**Given exercise**
Every record below should be transcribed exactly. Omit the images.

####

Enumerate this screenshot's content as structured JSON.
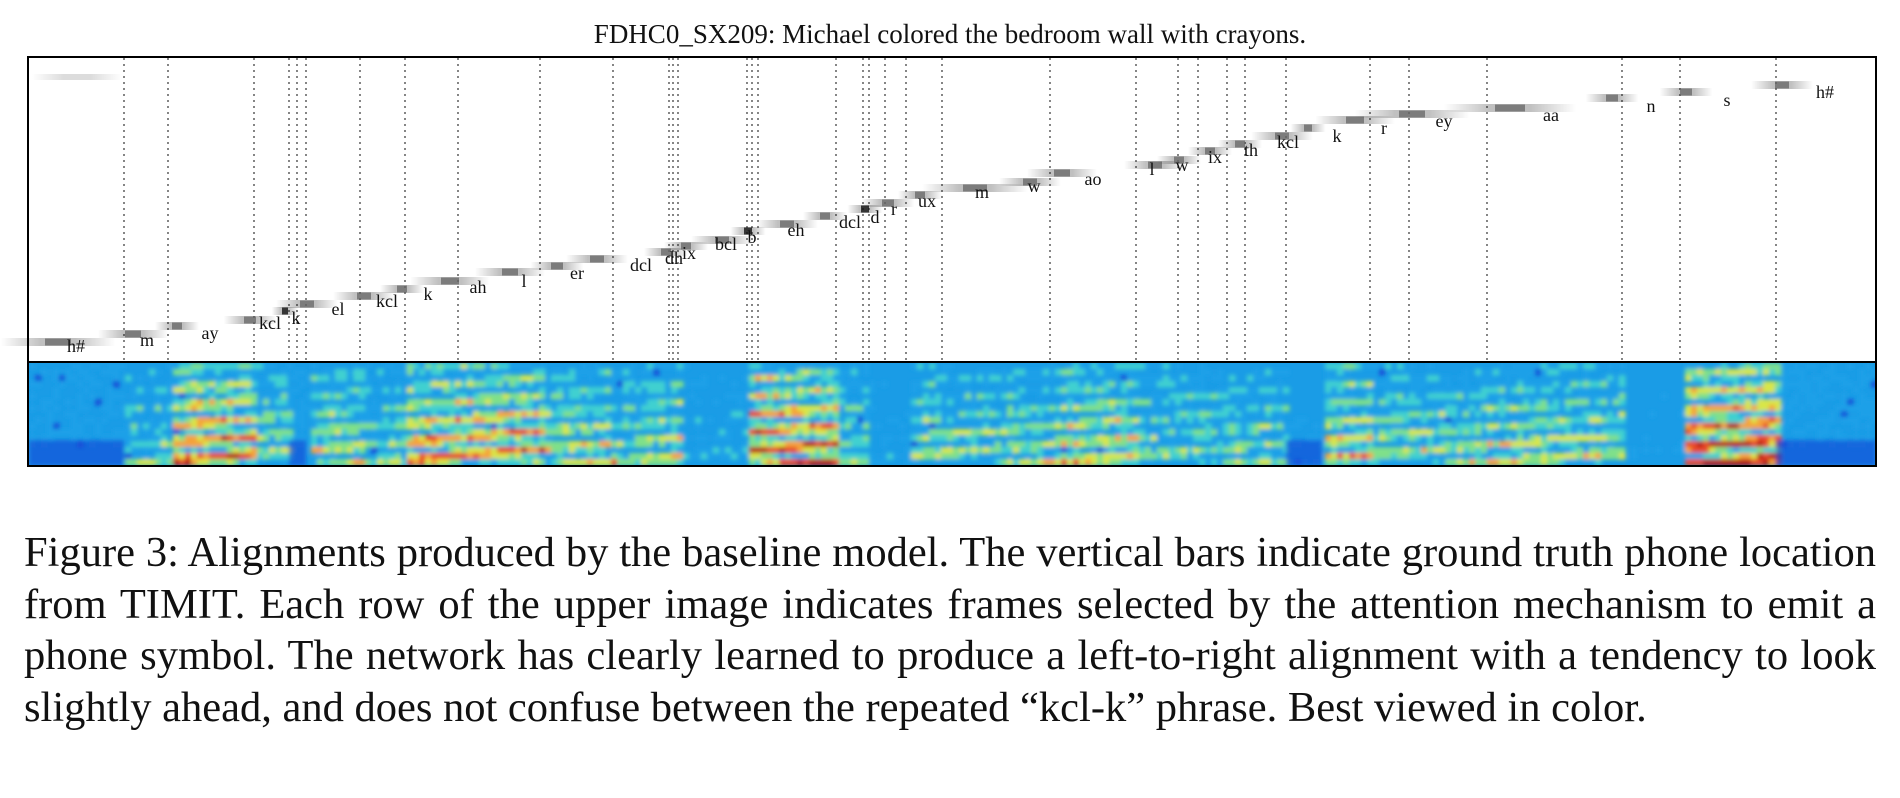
{
  "figure": {
    "title": "FDHC0_SX209: Michael colored the bedroom wall with crayons.",
    "phones": [
      "h#",
      "m",
      "ay",
      "kcl",
      "k",
      "el",
      "kcl",
      "k",
      "ah",
      "l",
      "er",
      "dcl",
      "dh",
      "ix",
      "bcl",
      "b",
      "eh",
      "dcl",
      "d",
      "r",
      "ux",
      "m",
      "w",
      "ao",
      "l",
      "w",
      "ix",
      "th",
      "kcl",
      "k",
      "r",
      "ey",
      "aa",
      "n",
      "s",
      "h#"
    ],
    "colormap": [
      "#0b1e8f",
      "#1550d8",
      "#1aa0e8",
      "#3fd0d0",
      "#7fe08a",
      "#d8e64a",
      "#f5a23a",
      "#e8482a",
      "#b81414"
    ]
  },
  "caption": {
    "text": "Figure 3:  Alignments produced by the baseline model.  The vertical bars indicate ground truth phone location from TIMIT. Each row of the upper image indicates frames selected by the attention mechanism to emit a phone symbol.  The network has clearly learned to produce a left-to-right alignment with a tendency to look slightly ahead, and does not confuse between the repeated “kcl-k” phrase. Best viewed in color."
  }
}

####

**Exercise output**
Enumerate this screenshot's content as structured JSON.
{
  "figure": {
    "title": "FDHC0_SX209: Michael colored the bedroom wall with crayons.",
    "phones": [
      "h#",
      "m",
      "ay",
      "kcl",
      "k",
      "el",
      "kcl",
      "k",
      "ah",
      "l",
      "er",
      "dcl",
      "dh",
      "ix",
      "bcl",
      "b",
      "eh",
      "dcl",
      "d",
      "r",
      "ux",
      "m",
      "w",
      "ao",
      "l",
      "w",
      "ix",
      "th",
      "kcl",
      "k",
      "r",
      "ey",
      "aa",
      "n",
      "s",
      "h#"
    ],
    "colormap": [
      "#0b1e8f",
      "#1550d8",
      "#1aa0e8",
      "#3fd0d0",
      "#7fe08a",
      "#d8e64a",
      "#f5a23a",
      "#e8482a",
      "#b81414"
    ]
  },
  "caption": {
    "text": "Figure 3:  Alignments produced by the baseline model.  The vertical bars indicate ground truth phone location from TIMIT. Each row of the upper image indicates frames selected by the attention mechanism to emit a phone symbol.  The network has clearly learned to produce a left-to-right alignment with a tendency to look slightly ahead, and does not confuse between the repeated “kcl-k” phrase. Best viewed in color."
  }
}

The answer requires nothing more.